>> START

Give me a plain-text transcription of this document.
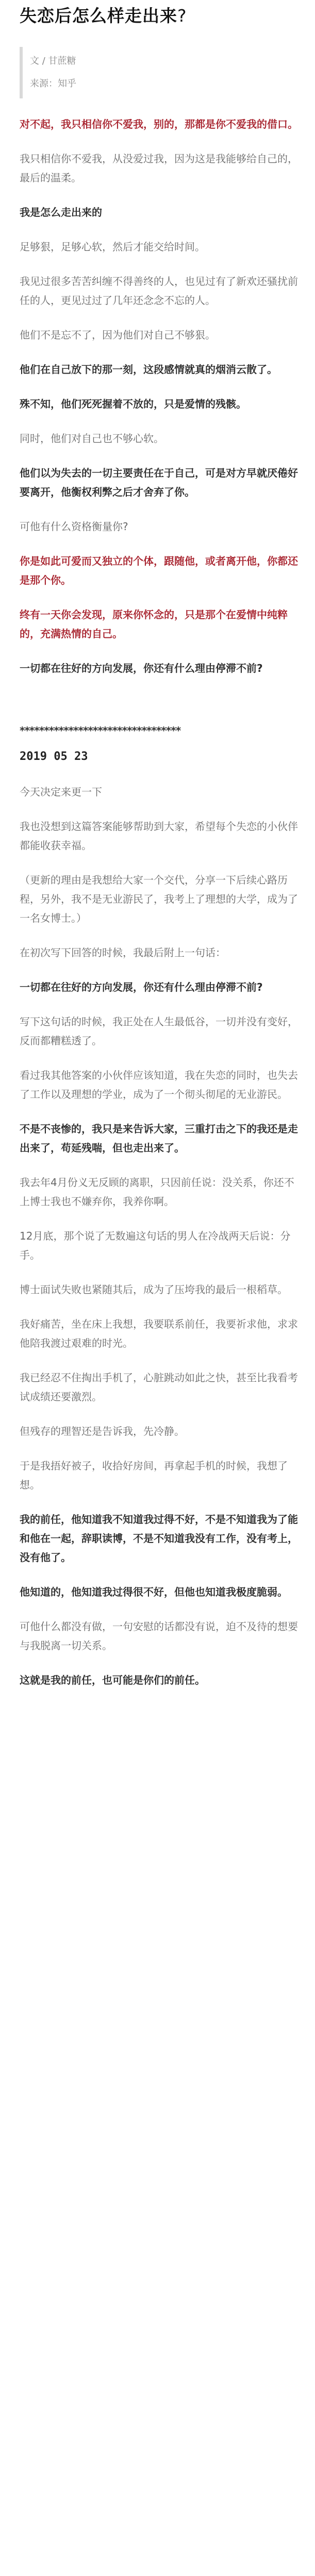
失恋后怎么样走出来?
文 / 甘蔗糖
来源：知乎

对不起，我只相信你不爱我，别的，那都是你不爱我的借口。

我只相信你不爱我，从没爱过我，因为这是我能够给自己的，最后的温柔。

我是怎么走出来的

足够狠，足够心软，然后才能交给时间。

我见过很多苦苦纠缠不得善终的人，也见过有了新欢还骚扰前任的人，更见过过了几年还念念不忘的人。

他们不是忘不了，因为他们对自己不够狠。

他们在自己放下的那一刻，这段感情就真的烟消云散了。

殊不知，他们死死握着不放的，只是爱情的残骸。

同时，他们对自己也不够心软。

他们以为失去的一切主要责任在于自己，可是对方早就厌倦好要离开，他衡权利弊之后才舍弃了你。

可他有什么资格衡量你?

你是如此可爱而又独立的个体，跟随他，或者离开他，你都还是那个你。

终有一天你会发现，原来你怀念的，只是那个在爱情中纯粹的，充满热情的自己。

一切都在往好的方向发展，你还有什么理由停滞不前?

*********************************
2019 05 23

今天决定来更一下

我也没想到这篇答案能够帮助到大家，希望每个失恋的小伙伴都能收获幸福。

（更新的理由是我想给大家一个交代，分享一下后续心路历程，另外，我不是无业游民了，我考上了理想的大学，成为了一名女博士。）

在初次写下回答的时候，我最后附上一句话：

一切都在往好的方向发展，你还有什么理由停滞不前?

写下这句话的时候，我正处在人生最低谷，一切并没有变好，反而都糟糕透了。

看过我其他答案的小伙伴应该知道，我在失恋的同时，也失去了工作以及理想的学业，成为了一个彻头彻尾的无业游民。

不是不丧惨的，我只是来告诉大家，三重打击之下的我还是走出来了，苟延残喘，但也走出来了。

我去年4月份义无反顾的离职，只因前任说：没关系，你还不上博士我也不嫌弃你，我养你啊。

12月底，那个说了无数遍这句话的男人在冷战两天后说：分手。

博士面试失败也紧随其后，成为了压垮我的最后一根稻草。

我好痛苦，坐在床上我想，我要联系前任，我要祈求他，求求他陪我渡过艰难的时光。

我已经忍不住掏出手机了，心脏跳动如此之快，甚至比我看考试成绩还要激烈。

但残存的理智还是告诉我，先冷静。

于是我捂好被子，收拾好房间，再拿起手机的时候，我想了想。

我的前任，他知道我不知道我过得不好，不是不知道我为了能和他在一起，辞职读博，不是不知道我没有工作，没有考上，没有他了。

他知道的，他知道我过得很不好，但他也知道我极度脆弱。

可他什么都没有做，一句安慰的话都没有说，迫不及待的想要与我脱离一切关系。

这就是我的前任，也可能是你们的前任。
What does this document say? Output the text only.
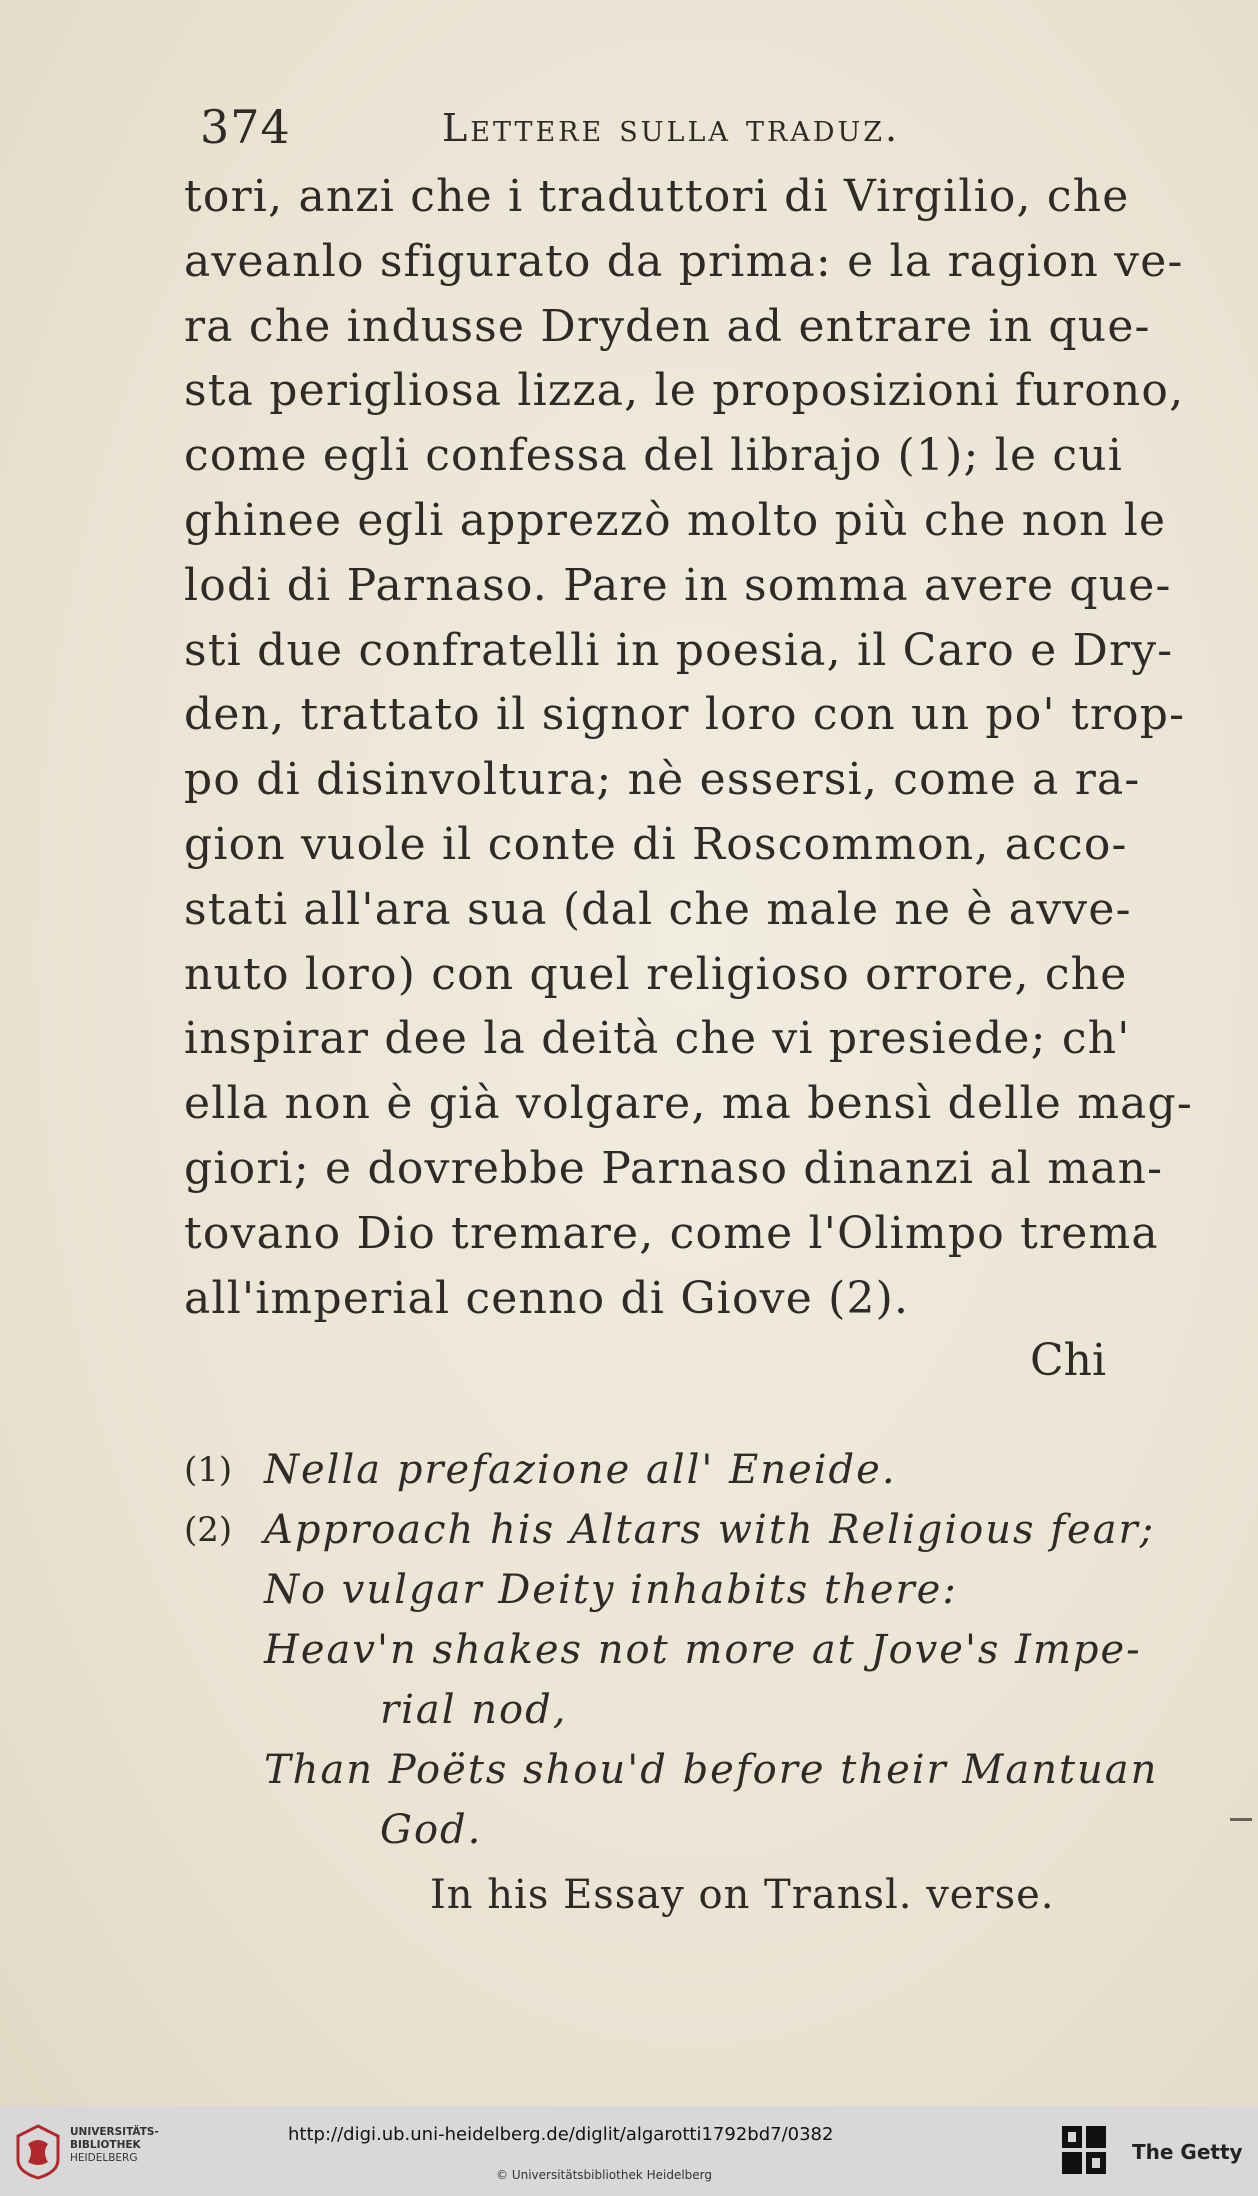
374	Lettere sulla traduz.
tori, anzi che i traduttori di Virgilio, che
aveanlo sfigurato da prima: e la ragion ve-
ra che indusse Dryden ad entrare in que-
sta perigliosa lizza, le proposizioni furono,
come egli confessa del librajo (1); le cui
ghinee egli apprezzò molto più che non le
lodi di Parnaso. Pare in somma avere que-
sti due confratelli in poesia, il Caro e Dry-
den, trattato il signor loro con un po' trop-
po di disinvoltura; nè essersi, come a ra-
gion vuole il conte di Roscommon, acco-
stati all'ara sua (dal che male ne è avve-
nuto loro) con quel religioso orrore, che
inspirar dee la deità che vi presiede; ch'
ella non è già volgare, ma bensì delle mag-
giori; e dovrebbe Parnaso dinanzi al man-
tovano Dio tremare, come l'Olimpo trema
all'imperial cenno di Giove (2).
Chi
(1) Nella prefazione all' Eneide.
(2) Approach his Altars with Religious fear;
No vulgar Deity inhabits there:
Heav'n shakes not more at Jove's Impe-
rial nod,
Than Poëts shou'd before their Mantuan
God.
In his Essay on Transl. verse.
UNIVERSITÄTS-
BIBLIOTHEK
HEIDELBERG
http://digi.ub.uni-heidelberg.de/diglit/algarotti1792bd7/0382
© Universitätsbibliothek Heidelberg
The Getty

>> END

## What is expected
Leave out all images, then reproduce the entries above exactly.

## The answer
Give me a plain-text transcription of this document.
失恋后怎么样走出来?
文 / 甘蔗糖
来源：知乎

对不起，我只相信你不爱我，别的，那都是你不爱我的借口。

我只相信你不爱我，从没爱过我，因为这是我能够给自己的，最后的温柔。

我是怎么走出来的

足够狠，足够心软，然后才能交给时间。

我见过很多苦苦纠缠不得善终的人，也见过有了新欢还骚扰前任的人，更见过过了几年还念念不忘的人。

他们不是忘不了，因为他们对自己不够狠。

他们在自己放下的那一刻，这段感情就真的烟消云散了。

殊不知，他们死死握着不放的，只是爱情的残骸。

同时，他们对自己也不够心软。

他们以为失去的一切主要责任在于自己，可是对方早就厌倦好要离开，他衡权利弊之后才舍弃了你。

可他有什么资格衡量你?

你是如此可爱而又独立的个体，跟随他，或者离开他，你都还是那个你。

终有一天你会发现，原来你怀念的，只是那个在爱情中纯粹的，充满热情的自己。

一切都在往好的方向发展，你还有什么理由停滞不前?

*********************************
2019 05 23

今天决定来更一下

我也没想到这篇答案能够帮助到大家，希望每个失恋的小伙伴都能收获幸福。

（更新的理由是我想给大家一个交代，分享一下后续心路历程，另外，我不是无业游民了，我考上了理想的大学，成为了一名女博士。）

在初次写下回答的时候，我最后附上一句话：

一切都在往好的方向发展，你还有什么理由停滞不前?

写下这句话的时候，我正处在人生最低谷，一切并没有变好，反而都糟糕透了。

看过我其他答案的小伙伴应该知道，我在失恋的同时，也失去了工作以及理想的学业，成为了一个彻头彻尾的无业游民。

不是不丧惨的，我只是来告诉大家，三重打击之下的我还是走出来了，苟延残喘，但也走出来了。

我去年4月份义无反顾的离职，只因前任说：没关系，你还不上博士我也不嫌弃你，我养你啊。

12月底，那个说了无数遍这句话的男人在冷战两天后说：分手。

博士面试失败也紧随其后，成为了压垮我的最后一根稻草。

我好痛苦，坐在床上我想，我要联系前任，我要祈求他，求求他陪我渡过艰难的时光。

我已经忍不住掏出手机了，心脏跳动如此之快，甚至比我看考试成绩还要激烈。

但残存的理智还是告诉我，先冷静。

于是我捂好被子，收拾好房间，再拿起手机的时候，我想了想。

我的前任，他知道我不知道我过得不好，不是不知道我为了能和他在一起，辞职读博，不是不知道我没有工作，没有考上，没有他了。

他知道的，他知道我过得很不好，但他也知道我极度脆弱。

可他什么都没有做，一句安慰的话都没有说，迫不及待的想要与我脱离一切关系。

这就是我的前任，也可能是你们的前任。
What does this document say? Output the text only.
374	Lettere sulla traduz.
tori, anzi che i traduttori di Virgilio, che
aveanlo sfigurato da prima: e la ragion ve-
ra che indusse Dryden ad entrare in que-
sta perigliosa lizza, le proposizioni furono,
come egli confessa del librajo (1); le cui
ghinee egli apprezzò molto più che non le
lodi di Parnaso. Pare in somma avere que-
sti due confratelli in poesia, il Caro e Dry-
den, trattato il signor loro con un po' trop-
po di disinvoltura; nè essersi, come a ra-
gion vuole il conte di Roscommon, acco-
stati all'ara sua (dal che male ne è avve-
nuto loro) con quel religioso orrore, che
inspirar dee la deità che vi presiede; ch'
ella non è già volgare, ma bensì delle mag-
giori; e dovrebbe Parnaso dinanzi al man-
tovano Dio tremare, come l'Olimpo trema
all'imperial cenno di Giove (2).
Chi
(1) Nella prefazione all' Eneide.
(2) Approach his Altars with Religious fear;
No vulgar Deity inhabits there:
Heav'n shakes not more at Jove's Impe-
rial nod,
Than Poëts shou'd before their Mantuan
God.
In his Essay on Transl. verse.
UNIVERSITÄTS-
BIBLIOTHEK
HEIDELBERG
http://digi.ub.uni-heidelberg.de/diglit/algarotti1792bd7/0382
© Universitätsbibliothek Heidelberg
The Getty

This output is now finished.